| TASK INPUTS |
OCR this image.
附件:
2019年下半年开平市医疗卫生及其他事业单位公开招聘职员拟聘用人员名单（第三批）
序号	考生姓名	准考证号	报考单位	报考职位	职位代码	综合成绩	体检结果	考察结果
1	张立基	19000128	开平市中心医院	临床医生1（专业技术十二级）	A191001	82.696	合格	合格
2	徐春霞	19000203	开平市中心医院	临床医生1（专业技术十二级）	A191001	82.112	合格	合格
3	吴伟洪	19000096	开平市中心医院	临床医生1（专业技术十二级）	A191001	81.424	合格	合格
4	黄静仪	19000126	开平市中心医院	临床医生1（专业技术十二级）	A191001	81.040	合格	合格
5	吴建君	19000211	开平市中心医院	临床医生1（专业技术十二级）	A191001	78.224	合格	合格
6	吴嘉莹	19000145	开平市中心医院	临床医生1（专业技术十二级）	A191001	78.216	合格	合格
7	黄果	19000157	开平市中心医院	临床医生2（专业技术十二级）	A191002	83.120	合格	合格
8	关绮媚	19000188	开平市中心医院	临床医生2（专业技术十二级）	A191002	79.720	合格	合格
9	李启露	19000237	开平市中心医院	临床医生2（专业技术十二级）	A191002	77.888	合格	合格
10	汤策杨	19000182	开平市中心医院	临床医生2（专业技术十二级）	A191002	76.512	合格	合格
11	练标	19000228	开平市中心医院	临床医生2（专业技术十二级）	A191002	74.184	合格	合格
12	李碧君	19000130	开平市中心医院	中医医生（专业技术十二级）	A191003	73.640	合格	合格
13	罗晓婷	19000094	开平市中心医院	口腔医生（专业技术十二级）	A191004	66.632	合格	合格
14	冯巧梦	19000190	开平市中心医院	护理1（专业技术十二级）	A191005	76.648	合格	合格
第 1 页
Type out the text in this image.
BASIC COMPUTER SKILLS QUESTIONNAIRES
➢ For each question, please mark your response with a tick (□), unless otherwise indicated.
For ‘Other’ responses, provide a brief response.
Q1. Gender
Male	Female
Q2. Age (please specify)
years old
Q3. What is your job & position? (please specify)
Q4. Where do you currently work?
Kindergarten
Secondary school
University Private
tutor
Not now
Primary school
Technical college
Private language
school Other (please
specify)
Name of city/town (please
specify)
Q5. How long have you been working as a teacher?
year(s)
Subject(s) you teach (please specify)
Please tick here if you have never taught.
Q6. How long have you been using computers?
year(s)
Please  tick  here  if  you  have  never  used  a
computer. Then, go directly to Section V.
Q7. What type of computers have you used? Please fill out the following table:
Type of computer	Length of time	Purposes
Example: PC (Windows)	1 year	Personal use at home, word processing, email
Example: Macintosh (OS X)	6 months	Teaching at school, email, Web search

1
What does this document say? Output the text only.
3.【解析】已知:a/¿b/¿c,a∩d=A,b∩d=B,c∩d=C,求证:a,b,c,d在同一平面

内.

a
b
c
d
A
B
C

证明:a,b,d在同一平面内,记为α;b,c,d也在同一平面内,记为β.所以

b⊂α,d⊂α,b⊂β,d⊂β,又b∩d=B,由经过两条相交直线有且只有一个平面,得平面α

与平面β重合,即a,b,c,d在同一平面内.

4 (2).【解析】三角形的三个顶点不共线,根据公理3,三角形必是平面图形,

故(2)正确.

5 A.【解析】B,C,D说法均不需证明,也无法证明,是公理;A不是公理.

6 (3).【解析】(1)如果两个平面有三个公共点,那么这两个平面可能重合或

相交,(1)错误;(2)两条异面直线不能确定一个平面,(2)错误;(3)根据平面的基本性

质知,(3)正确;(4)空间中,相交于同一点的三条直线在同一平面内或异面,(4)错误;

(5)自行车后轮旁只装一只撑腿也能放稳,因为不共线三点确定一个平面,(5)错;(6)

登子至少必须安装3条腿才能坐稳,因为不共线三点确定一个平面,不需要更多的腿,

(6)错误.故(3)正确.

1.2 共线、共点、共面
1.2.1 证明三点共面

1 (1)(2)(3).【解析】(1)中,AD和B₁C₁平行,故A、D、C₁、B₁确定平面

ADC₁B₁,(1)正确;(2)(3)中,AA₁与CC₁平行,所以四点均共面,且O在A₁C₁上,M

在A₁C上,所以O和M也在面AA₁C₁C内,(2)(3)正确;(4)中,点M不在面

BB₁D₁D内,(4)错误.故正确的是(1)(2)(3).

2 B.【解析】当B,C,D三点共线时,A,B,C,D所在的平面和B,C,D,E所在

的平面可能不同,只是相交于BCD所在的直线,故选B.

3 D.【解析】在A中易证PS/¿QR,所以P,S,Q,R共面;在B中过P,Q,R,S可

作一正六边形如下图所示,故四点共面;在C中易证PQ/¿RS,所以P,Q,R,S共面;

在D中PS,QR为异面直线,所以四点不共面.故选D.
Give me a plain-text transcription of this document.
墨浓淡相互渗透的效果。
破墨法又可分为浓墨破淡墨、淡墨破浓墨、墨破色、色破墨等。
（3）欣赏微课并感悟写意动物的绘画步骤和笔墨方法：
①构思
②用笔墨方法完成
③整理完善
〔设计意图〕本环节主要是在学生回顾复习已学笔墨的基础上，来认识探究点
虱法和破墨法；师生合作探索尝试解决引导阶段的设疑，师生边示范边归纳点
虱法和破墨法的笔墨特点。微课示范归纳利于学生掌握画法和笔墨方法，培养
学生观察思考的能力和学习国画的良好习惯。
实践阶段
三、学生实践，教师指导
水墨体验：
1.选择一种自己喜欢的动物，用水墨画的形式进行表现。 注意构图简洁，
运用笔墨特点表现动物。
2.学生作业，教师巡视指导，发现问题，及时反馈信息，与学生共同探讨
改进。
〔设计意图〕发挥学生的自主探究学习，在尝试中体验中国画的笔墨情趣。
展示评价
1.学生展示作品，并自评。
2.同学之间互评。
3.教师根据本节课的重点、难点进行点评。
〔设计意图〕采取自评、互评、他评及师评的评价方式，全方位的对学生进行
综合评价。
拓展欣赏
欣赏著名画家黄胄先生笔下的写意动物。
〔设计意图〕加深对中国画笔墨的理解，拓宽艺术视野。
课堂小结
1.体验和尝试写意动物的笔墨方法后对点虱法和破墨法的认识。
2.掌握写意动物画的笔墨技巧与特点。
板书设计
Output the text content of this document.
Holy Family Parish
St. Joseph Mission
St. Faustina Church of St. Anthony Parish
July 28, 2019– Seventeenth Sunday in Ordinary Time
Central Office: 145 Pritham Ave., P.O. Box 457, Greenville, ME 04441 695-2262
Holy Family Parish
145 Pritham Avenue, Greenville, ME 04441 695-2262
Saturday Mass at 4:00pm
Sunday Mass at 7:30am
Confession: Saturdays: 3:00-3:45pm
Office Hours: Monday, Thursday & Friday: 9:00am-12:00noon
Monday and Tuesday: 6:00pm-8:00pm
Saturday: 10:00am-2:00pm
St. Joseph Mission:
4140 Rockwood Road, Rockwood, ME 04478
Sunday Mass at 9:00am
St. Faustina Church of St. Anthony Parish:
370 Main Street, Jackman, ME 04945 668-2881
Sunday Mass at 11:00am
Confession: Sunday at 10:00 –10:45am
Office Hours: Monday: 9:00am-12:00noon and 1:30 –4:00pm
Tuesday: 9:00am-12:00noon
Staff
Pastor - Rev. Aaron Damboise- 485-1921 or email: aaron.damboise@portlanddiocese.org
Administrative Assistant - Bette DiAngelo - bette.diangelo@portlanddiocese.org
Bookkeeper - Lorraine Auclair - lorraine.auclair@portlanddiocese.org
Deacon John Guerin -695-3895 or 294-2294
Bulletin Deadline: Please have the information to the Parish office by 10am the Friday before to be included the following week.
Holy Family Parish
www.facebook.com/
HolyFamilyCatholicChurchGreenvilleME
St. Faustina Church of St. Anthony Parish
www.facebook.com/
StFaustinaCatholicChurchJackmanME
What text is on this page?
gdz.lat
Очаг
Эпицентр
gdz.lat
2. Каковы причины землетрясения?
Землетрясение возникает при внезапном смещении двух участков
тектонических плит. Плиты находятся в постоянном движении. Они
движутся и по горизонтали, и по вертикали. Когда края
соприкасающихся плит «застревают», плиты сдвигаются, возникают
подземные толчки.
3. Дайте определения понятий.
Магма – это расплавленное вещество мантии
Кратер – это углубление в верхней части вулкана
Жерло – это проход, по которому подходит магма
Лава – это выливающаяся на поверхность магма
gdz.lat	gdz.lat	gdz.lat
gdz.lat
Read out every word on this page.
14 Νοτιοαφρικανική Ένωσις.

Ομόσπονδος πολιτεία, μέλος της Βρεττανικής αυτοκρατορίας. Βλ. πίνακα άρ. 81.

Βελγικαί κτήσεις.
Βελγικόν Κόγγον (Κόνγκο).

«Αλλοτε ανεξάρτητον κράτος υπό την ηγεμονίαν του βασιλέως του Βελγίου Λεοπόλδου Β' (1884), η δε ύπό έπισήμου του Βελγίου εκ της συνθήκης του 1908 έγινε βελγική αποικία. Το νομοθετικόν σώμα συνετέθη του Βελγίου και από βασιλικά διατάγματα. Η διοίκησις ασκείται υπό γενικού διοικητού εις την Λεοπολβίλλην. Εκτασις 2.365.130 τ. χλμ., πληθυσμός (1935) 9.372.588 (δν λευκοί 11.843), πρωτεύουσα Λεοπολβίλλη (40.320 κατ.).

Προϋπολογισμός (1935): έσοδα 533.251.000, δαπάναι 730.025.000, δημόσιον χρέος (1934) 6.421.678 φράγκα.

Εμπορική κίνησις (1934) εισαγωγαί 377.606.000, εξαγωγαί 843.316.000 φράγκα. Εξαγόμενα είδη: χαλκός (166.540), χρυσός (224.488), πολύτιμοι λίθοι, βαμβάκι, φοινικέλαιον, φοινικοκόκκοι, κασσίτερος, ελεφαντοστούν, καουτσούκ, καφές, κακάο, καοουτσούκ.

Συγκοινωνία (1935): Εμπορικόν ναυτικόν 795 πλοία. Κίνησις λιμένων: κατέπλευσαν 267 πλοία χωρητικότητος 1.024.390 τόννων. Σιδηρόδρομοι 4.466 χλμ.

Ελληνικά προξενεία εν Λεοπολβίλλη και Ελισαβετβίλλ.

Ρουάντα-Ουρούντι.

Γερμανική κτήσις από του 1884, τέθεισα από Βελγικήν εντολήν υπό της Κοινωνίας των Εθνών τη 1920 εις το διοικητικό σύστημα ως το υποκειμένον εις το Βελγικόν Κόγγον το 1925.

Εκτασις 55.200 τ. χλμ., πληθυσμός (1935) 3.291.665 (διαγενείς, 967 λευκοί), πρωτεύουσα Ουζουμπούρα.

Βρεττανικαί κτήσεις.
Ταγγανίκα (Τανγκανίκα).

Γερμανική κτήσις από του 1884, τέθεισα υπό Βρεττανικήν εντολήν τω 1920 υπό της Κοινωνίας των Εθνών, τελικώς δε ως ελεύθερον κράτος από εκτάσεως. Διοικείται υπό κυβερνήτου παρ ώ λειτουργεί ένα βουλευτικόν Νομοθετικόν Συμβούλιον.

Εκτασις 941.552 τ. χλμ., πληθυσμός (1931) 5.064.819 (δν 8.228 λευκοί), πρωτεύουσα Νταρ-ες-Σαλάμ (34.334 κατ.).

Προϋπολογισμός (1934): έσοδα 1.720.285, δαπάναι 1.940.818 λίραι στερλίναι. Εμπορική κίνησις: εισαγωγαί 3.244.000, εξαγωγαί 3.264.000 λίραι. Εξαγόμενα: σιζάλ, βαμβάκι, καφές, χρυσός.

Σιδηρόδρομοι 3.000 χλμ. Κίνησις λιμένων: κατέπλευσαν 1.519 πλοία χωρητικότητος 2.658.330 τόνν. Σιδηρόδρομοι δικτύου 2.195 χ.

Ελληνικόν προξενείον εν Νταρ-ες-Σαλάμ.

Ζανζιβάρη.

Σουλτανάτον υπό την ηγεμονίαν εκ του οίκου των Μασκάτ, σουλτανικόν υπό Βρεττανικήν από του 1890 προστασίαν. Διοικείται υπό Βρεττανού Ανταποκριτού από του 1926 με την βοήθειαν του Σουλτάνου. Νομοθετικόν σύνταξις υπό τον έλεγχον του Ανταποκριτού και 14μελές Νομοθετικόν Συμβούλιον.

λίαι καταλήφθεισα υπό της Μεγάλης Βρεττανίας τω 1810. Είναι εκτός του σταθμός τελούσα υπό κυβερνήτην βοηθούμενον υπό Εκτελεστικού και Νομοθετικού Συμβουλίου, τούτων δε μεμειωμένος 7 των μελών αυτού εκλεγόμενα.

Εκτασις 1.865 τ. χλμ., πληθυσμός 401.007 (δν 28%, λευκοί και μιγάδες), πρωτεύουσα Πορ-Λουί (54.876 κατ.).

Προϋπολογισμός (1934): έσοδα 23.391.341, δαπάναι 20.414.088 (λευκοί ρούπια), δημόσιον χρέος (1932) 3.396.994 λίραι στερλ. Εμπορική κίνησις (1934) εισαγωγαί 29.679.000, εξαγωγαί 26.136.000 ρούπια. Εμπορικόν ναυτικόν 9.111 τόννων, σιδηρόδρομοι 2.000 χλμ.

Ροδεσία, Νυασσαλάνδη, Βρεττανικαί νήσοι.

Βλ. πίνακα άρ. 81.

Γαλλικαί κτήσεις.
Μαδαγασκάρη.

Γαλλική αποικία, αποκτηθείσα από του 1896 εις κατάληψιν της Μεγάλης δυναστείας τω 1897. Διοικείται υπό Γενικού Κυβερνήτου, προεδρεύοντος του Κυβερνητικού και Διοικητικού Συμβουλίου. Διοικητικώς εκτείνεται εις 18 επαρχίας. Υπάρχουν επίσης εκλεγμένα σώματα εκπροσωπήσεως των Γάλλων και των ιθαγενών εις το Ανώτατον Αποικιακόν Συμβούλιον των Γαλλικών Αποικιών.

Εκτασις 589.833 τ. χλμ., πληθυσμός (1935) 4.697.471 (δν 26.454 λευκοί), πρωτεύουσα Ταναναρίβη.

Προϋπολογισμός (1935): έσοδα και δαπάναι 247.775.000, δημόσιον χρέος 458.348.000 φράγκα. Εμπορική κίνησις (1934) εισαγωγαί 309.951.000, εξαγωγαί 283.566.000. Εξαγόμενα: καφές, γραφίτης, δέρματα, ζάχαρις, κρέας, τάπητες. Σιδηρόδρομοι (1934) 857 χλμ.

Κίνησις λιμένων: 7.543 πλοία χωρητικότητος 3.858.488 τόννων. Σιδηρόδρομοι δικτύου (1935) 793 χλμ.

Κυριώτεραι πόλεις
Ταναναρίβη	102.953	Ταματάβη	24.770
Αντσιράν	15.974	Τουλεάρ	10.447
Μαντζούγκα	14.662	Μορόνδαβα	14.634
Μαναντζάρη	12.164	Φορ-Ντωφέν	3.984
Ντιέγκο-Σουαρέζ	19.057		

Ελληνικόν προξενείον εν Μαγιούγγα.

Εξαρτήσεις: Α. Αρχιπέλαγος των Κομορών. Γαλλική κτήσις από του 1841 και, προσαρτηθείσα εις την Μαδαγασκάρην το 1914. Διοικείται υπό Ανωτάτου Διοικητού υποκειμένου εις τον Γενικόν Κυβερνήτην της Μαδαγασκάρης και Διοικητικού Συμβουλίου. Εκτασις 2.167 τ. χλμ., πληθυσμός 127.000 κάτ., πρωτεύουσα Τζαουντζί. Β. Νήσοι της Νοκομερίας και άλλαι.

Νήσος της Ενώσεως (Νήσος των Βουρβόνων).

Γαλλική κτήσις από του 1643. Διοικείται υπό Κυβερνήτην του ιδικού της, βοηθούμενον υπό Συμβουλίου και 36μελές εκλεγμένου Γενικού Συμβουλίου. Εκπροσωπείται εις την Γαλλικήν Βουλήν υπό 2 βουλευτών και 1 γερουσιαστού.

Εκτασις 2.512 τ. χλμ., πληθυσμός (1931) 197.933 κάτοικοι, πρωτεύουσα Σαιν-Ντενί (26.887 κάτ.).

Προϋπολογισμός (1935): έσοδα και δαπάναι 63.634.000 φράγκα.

| JOB |
Out of the preceding entries, pull every line containing the string "What".

| REPLY TO THE TASK |
Q3. What is your job & position? (please specify)
Q7. What type of computers have you used? Please fill out the following table:
What does this document say? Output the text only.
What text is on this page?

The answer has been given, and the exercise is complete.